Selected excerpt:

* start *

She said her daughter alerted her to news reports about a ring being discovered at the wastewater plant.

Strand believed it could be hers, after losing a gold ring back in 2010.

She said her husband had gotten her a ring for their 33rd wedding anniversary but it was a little too big.

“I reached over and flushed the toilet and the ring fell in and it was swirling around and I truly dove for it,” Strand explains.

Oddly enough, the Strands run a sewer business called Viking Sewer and Drain Services, so they have experience in retrieving items that have gone down drains.

She said they took the toilet outside and tried to shake out the ring, then put a sewer camera 200 feet down the sewer line to see if they could find it.

“We’ve saved a lot of rings and we really thought we could find hers but we couldn’t so we pretty much wrote it off,” David Strand said.

The Strands said they have thought about the ring several times over the past 13 years but never imagined it would be found.

“I would say it’s been on a journey for 13 years,” said John Tierney, mechanical maintenance manager for Metropolitan Council’s Environmental Services Division.

Tierney was one of three workers who found the ring in sewage back in March.

The ring is missing several stones and has damage to the band.

The Strands plan to get it reset, resized and repaired.

“I was so glad they found it. Now I don’t have to go get another one!” laughed David Strand.

They said they are excited to be reunited with the ring, 13 years later.

“This is the best of my expectations, you know? Somebody who genuinely had a love for each other and accidentally lost that ring and then it was found and delivered, that was the ideal story,” Tierney said.

Back in March, a maintenance crew was working on a piece of equipment that separates large and heavy items from the wastewater when a technician spotted a shiny object in the sand and grit and discovered that it was a diamond ring.

A spokesperson for the Metropolitan Council said they know the ring entered the wastewater stream near Rogers.

The Rogers facility opened in the 1960s, so he said it is possible the ring could have been trapped in debris for decades.

* end *

Answer these questions from the excerpt about the lost ring:
1. For which wedding anniversary did David Strand give his wife the ring?
2. What is the name of the business the Strands run?
3. In what month did the workers find the ring in the sewage?
The data that follows is separate material and is unrelated to the excerpt.

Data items
* start *

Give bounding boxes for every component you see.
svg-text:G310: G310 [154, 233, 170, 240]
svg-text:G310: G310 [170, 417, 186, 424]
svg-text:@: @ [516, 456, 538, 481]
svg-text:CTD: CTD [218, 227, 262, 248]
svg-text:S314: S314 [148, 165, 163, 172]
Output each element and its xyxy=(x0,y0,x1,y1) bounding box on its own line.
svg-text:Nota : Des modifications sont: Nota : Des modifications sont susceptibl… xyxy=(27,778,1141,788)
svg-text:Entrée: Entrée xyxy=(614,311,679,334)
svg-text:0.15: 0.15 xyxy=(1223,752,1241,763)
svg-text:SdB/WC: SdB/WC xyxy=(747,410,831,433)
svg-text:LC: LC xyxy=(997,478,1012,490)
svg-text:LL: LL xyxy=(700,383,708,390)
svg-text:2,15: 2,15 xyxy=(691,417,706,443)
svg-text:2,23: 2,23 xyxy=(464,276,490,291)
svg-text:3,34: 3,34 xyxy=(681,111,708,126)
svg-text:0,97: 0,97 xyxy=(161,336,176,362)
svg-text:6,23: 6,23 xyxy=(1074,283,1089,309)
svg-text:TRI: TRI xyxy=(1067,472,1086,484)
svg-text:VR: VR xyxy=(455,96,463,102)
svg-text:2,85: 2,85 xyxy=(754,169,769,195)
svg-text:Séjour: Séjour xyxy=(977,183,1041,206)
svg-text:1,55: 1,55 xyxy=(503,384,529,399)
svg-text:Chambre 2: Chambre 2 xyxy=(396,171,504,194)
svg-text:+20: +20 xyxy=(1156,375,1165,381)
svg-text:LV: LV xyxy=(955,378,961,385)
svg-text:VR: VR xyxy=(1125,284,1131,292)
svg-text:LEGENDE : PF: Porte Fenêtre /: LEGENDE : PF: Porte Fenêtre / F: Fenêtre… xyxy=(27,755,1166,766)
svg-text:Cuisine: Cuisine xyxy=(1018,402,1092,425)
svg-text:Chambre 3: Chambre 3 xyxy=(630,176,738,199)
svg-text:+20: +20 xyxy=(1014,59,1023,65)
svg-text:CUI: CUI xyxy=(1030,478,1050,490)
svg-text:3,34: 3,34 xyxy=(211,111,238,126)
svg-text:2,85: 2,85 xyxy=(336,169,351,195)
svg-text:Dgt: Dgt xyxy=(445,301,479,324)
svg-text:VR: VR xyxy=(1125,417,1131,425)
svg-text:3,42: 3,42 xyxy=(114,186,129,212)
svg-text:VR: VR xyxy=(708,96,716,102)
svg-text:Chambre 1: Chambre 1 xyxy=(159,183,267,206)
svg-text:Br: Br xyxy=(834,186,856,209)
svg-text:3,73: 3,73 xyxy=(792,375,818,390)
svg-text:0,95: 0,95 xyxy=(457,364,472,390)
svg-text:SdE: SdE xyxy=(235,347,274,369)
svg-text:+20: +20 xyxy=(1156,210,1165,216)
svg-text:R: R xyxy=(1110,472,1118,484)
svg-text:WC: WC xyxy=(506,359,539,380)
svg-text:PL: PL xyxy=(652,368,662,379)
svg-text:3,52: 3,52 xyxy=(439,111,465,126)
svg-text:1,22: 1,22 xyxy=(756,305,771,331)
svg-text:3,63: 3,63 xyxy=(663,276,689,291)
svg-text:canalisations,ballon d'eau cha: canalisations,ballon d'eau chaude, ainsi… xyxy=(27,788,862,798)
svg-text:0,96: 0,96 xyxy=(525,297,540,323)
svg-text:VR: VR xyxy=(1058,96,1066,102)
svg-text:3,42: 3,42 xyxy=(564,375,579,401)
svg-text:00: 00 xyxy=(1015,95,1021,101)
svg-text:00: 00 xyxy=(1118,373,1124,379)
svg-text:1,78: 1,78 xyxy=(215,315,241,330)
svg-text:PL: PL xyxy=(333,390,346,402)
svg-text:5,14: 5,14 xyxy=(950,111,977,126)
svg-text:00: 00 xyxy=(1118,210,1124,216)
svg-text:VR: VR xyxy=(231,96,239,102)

* end *

Solution to this task:
1. Their 33rd wedding anniversary.
2. Viking Sewer and Drain Services.
3. March.